▸ THE PROBLEM
Omit images. Retype all entries verbatim.

▸ Records from a collection
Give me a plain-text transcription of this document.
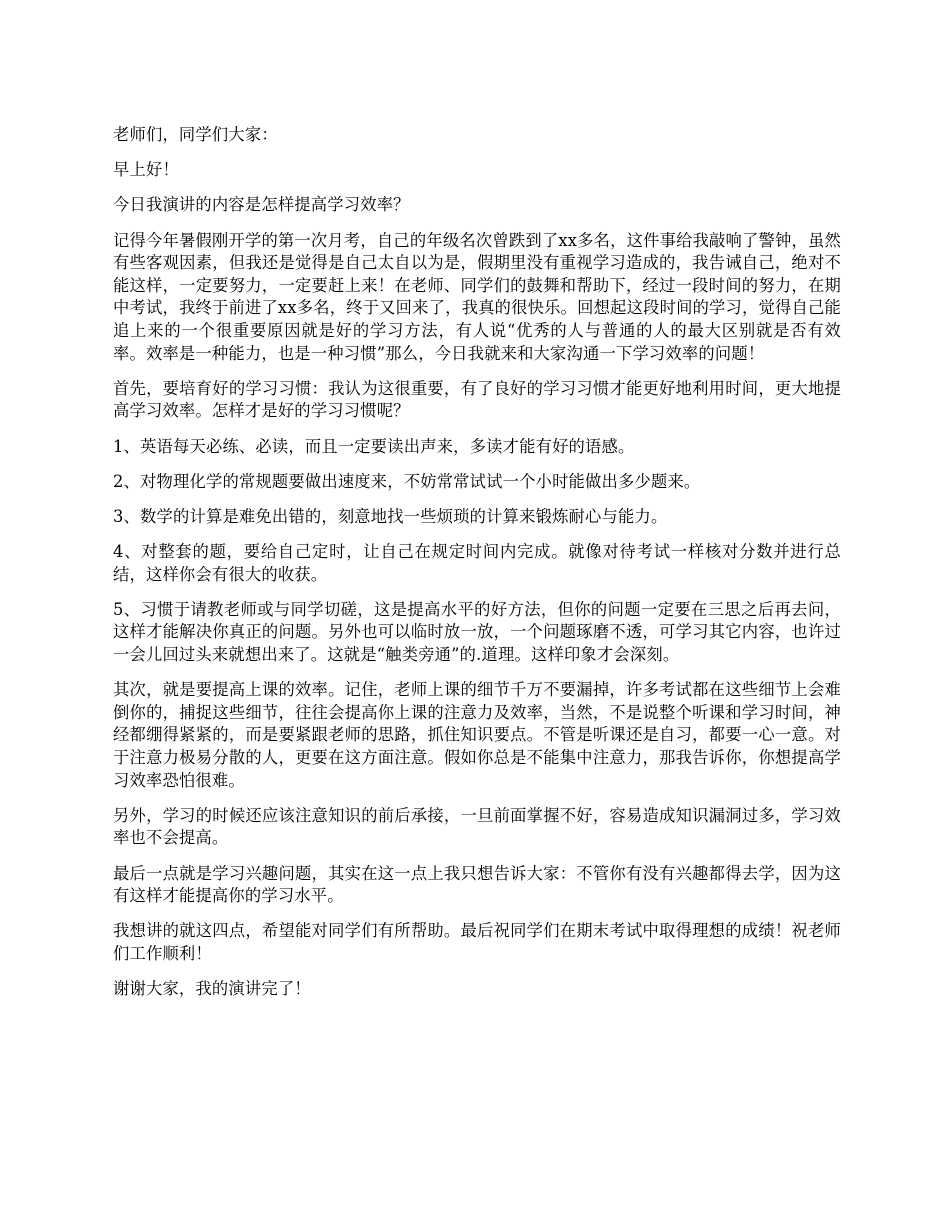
老师们，同学们大家：

早上好！

今日我演讲的内容是怎样提高学习效率？

记得今年暑假刚开学的第一次月考，自己的年级名次曾跌到了xx多名，这件事给我敲响了警钟，虽然有些客观因素，但我还是觉得是自己太自以为是，假期里没有重视学习造成的，我告诫自己，绝对不能这样，一定要努力，一定要赶上来！在老师、同学们的鼓舞和帮助下，经过一段时间的努力，在期中考试，我终于前进了xx多名，终于又回来了，我真的很快乐。回想起这段时间的学习，觉得自己能追上来的一个很重要原因就是好的学习方法，有人说“优秀的人与普通的人的最大区别就是否有效率。效率是一种能力，也是一种习惯”那么，今日我就来和大家沟通一下学习效率的问题！

首先，要培育好的学习习惯：我认为这很重要，有了良好的学习习惯才能更好地利用时间，更大地提高学习效率。怎样才是好的学习习惯呢？

1、英语每天必练、必读，而且一定要读出声来，多读才能有好的语感。

2、对物理化学的常规题要做出速度来，不妨常常试试一个小时能做出多少题来。

3、数学的计算是难免出错的，刻意地找一些烦琐的计算来锻炼耐心与能力。

4、对整套的题，要给自己定时，让自己在规定时间内完成。就像对待考试一样核对分数并进行总结，这样你会有很大的收获。

5、习惯于请教老师或与同学切磋，这是提高水平的好方法，但你的问题一定要在三思之后再去问，这样才能解决你真正的问题。另外也可以临时放一放，一个问题琢磨不透，可学习其它内容，也许过一会儿回过头来就想出来了。这就是“触类旁通”的.道理。这样印象才会深刻。

其次，就是要提高上课的效率。记住，老师上课的细节千万不要漏掉，许多考试都在这些细节上会难倒你的，捕捉这些细节，往往会提高你上课的注意力及效率，当然，不是说整个听课和学习时间，神经都绷得紧紧的，而是要紧跟老师的思路，抓住知识要点。不管是听课还是自习，都要一心一意。对于注意力极易分散的人，更要在这方面注意。假如你总是不能集中注意力，那我告诉你，你想提高学习效率恐怕很难。

另外，学习的时候还应该注意知识的前后承接，一旦前面掌握不好，容易造成知识漏洞过多，学习效率也不会提高。

最后一点就是学习兴趣问题，其实在这一点上我只想告诉大家：不管你有没有兴趣都得去学，因为这有这样才能提高你的学习水平。

我想讲的就这四点，希望能对同学们有所帮助。最后祝同学们在期末考试中取得理想的成绩！祝老师们工作顺利！

谢谢大家，我的演讲完了！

▸ IN RESPONSE
Give me a plain-text transcription of this document.
老师们，同学们大家：

早上好！

今日我演讲的内容是怎样提高学习效率？

记得今年暑假刚开学的第一次月考，自己的年级名次曾跌到了xx多名，这件事给我敲响了警钟，虽然有些客观因素，但我还是觉得是自己太自以为是，假期里没有重视学习造成的，我告诫自己，绝对不能这样，一定要努力，一定要赶上来！在老师、同学们的鼓舞和帮助下，经过一段时间的努力，在期中考试，我终于前进了xx多名，终于又回来了，我真的很快乐。回想起这段时间的学习，觉得自己能追上来的一个很重要原因就是好的学习方法，有人说“优秀的人与普通的人的最大区别就是否有效率。效率是一种能力，也是一种习惯”那么，今日我就来和大家沟通一下学习效率的问题！

首先，要培育好的学习习惯：我认为这很重要，有了良好的学习习惯才能更好地利用时间，更大地提高学习效率。怎样才是好的学习习惯呢？

1、英语每天必练、必读，而且一定要读出声来，多读才能有好的语感。

2、对物理化学的常规题要做出速度来，不妨常常试试一个小时能做出多少题来。

3、数学的计算是难免出错的，刻意地找一些烦琐的计算来锻炼耐心与能力。

4、对整套的题，要给自己定时，让自己在规定时间内完成。就像对待考试一样核对分数并进行总结，这样你会有很大的收获。

5、习惯于请教老师或与同学切磋，这是提高水平的好方法，但你的问题一定要在三思之后再去问，这样才能解决你真正的问题。另外也可以临时放一放，一个问题琢磨不透，可学习其它内容，也许过一会儿回过头来就想出来了。这就是“触类旁通”的.道理。这样印象才会深刻。

其次，就是要提高上课的效率。记住，老师上课的细节千万不要漏掉，许多考试都在这些细节上会难倒你的，捕捉这些细节，往往会提高你上课的注意力及效率，当然，不是说整个听课和学习时间，神经都绷得紧紧的，而是要紧跟老师的思路，抓住知识要点。不管是听课还是自习，都要一心一意。对于注意力极易分散的人，更要在这方面注意。假如你总是不能集中注意力，那我告诉你，你想提高学习效率恐怕很难。

另外，学习的时候还应该注意知识的前后承接，一旦前面掌握不好，容易造成知识漏洞过多，学习效率也不会提高。

最后一点就是学习兴趣问题，其实在这一点上我只想告诉大家：不管你有没有兴趣都得去学，因为这有这样才能提高你的学习水平。

我想讲的就这四点，希望能对同学们有所帮助。最后祝同学们在期末考试中取得理想的成绩！祝老师们工作顺利！

谢谢大家，我的演讲完了！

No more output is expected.